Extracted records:
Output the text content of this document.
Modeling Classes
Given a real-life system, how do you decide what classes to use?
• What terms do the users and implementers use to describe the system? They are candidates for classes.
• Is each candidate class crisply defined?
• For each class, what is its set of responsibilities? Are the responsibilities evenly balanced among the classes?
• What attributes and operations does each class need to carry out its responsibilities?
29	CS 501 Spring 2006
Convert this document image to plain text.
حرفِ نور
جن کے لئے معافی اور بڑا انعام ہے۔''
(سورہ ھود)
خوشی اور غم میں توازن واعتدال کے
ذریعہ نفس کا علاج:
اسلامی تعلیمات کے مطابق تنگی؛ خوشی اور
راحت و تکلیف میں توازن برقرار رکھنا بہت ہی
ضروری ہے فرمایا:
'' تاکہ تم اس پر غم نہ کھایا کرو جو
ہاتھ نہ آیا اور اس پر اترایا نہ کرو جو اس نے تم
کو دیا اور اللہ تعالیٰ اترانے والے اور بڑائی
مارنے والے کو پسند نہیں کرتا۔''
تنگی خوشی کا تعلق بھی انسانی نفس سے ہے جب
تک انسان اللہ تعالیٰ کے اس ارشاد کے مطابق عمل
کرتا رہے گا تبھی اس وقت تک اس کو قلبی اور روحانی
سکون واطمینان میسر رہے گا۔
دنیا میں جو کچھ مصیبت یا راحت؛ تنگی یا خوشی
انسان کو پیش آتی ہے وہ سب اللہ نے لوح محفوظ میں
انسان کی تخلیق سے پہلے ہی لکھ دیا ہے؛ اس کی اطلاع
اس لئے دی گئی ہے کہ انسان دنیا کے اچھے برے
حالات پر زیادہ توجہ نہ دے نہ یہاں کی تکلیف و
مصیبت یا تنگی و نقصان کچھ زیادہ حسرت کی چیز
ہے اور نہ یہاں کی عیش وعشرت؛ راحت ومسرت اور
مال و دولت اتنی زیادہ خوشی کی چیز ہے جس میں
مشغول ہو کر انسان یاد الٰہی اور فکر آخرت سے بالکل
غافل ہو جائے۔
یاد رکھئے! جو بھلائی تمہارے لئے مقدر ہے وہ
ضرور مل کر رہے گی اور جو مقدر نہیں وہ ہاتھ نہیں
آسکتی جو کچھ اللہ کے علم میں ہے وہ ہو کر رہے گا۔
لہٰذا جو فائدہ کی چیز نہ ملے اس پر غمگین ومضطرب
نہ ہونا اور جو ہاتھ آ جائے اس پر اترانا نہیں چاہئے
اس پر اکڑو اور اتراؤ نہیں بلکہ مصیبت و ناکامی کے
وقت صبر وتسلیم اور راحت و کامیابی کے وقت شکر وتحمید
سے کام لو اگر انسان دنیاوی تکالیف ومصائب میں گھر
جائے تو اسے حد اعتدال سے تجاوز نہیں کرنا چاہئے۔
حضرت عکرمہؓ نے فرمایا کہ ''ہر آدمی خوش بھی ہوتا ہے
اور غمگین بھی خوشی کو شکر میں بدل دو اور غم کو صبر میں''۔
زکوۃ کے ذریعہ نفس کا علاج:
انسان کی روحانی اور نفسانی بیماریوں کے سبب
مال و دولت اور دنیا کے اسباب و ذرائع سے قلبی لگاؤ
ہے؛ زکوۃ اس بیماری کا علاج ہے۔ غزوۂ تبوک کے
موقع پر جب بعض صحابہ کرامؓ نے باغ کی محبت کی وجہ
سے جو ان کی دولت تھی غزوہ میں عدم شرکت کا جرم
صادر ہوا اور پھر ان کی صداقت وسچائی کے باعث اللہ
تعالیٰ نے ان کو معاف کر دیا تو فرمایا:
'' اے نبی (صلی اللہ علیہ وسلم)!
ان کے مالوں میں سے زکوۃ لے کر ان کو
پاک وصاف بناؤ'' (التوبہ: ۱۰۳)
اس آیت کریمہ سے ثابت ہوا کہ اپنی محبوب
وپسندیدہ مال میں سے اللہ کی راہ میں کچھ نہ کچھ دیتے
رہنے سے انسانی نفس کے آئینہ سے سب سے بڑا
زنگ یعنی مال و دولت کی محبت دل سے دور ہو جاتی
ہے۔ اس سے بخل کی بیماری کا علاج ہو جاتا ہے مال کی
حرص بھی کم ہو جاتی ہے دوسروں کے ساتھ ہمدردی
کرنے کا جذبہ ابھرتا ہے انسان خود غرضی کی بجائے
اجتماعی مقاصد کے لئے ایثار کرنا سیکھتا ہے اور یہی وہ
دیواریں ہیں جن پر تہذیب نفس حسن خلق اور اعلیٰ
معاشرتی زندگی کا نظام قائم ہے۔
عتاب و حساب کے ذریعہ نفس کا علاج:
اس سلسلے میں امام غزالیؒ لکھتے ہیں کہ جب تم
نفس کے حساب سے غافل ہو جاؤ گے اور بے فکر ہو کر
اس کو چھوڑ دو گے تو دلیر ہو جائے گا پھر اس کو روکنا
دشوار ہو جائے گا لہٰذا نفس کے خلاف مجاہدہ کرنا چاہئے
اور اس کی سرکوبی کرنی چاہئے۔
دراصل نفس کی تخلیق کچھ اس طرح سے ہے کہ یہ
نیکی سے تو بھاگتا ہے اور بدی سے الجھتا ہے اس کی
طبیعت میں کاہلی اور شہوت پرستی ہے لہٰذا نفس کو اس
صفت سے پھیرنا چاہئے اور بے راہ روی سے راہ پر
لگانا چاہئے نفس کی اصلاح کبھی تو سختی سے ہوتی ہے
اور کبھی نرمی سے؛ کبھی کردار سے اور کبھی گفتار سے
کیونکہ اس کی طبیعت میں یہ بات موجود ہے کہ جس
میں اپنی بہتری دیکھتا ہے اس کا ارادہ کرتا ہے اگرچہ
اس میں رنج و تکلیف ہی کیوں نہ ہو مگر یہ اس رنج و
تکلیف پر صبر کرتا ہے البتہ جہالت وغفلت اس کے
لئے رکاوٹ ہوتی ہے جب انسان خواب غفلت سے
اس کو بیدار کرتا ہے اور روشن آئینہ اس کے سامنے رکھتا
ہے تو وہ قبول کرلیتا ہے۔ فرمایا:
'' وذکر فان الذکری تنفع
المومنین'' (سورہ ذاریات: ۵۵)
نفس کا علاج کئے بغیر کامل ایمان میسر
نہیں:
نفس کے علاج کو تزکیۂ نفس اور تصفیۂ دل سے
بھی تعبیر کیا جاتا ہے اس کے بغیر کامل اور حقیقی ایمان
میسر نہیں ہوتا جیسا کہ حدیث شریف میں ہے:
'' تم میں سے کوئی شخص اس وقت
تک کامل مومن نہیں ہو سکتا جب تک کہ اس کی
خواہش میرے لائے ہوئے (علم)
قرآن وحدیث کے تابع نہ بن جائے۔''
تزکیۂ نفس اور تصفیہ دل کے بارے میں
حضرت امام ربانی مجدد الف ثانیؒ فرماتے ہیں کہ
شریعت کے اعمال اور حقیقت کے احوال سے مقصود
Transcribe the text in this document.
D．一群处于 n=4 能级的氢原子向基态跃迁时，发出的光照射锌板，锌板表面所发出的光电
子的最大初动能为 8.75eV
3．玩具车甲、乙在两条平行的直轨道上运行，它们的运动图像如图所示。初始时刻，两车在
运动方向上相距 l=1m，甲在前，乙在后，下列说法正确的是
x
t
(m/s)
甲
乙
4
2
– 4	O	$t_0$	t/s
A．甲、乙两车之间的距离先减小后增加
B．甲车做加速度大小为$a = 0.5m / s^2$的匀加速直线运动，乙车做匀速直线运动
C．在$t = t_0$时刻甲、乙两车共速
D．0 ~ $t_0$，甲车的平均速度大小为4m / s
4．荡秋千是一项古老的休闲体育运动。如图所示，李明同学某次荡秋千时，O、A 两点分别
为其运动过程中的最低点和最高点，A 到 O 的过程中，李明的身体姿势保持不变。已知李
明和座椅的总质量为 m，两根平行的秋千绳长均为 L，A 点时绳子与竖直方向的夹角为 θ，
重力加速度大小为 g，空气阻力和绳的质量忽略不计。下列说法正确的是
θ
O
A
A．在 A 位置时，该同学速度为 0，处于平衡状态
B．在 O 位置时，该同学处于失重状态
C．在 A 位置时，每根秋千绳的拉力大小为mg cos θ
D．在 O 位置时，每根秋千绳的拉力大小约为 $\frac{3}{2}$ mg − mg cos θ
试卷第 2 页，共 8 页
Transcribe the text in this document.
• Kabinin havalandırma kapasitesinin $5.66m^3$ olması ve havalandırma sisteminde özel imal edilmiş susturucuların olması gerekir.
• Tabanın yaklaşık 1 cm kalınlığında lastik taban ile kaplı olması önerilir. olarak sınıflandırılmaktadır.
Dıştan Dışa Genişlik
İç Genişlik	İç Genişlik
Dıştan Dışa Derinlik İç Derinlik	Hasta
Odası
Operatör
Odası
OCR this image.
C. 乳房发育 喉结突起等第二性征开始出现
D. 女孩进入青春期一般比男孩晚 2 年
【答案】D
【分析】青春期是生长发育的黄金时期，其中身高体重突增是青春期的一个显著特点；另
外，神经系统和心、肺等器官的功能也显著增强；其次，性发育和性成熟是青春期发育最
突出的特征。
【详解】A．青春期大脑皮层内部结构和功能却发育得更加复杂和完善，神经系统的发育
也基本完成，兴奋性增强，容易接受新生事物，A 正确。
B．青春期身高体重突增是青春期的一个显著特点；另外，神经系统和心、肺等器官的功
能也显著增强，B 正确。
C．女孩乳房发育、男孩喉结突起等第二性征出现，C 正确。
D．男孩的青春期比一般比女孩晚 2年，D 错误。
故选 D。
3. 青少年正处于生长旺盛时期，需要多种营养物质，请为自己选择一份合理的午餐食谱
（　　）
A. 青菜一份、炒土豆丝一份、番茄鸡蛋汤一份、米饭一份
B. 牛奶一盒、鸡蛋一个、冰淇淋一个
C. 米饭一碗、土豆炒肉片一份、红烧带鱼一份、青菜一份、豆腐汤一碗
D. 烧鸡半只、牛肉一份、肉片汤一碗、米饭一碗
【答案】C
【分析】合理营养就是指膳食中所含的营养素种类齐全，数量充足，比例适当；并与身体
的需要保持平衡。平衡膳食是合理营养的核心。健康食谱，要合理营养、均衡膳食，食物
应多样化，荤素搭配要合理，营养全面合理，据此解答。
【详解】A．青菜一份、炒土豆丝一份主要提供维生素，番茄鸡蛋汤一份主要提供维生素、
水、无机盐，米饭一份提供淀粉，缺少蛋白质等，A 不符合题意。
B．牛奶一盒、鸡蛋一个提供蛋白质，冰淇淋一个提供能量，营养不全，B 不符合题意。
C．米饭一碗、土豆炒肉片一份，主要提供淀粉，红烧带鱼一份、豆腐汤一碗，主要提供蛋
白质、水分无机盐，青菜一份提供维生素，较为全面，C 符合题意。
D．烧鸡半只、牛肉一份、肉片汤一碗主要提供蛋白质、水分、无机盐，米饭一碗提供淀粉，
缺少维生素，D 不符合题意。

**DIRECTIONS**
Of the lines above, how many include the word "下列说法正确的是"? Reply with the number alone.

**IN RESPONSE**
2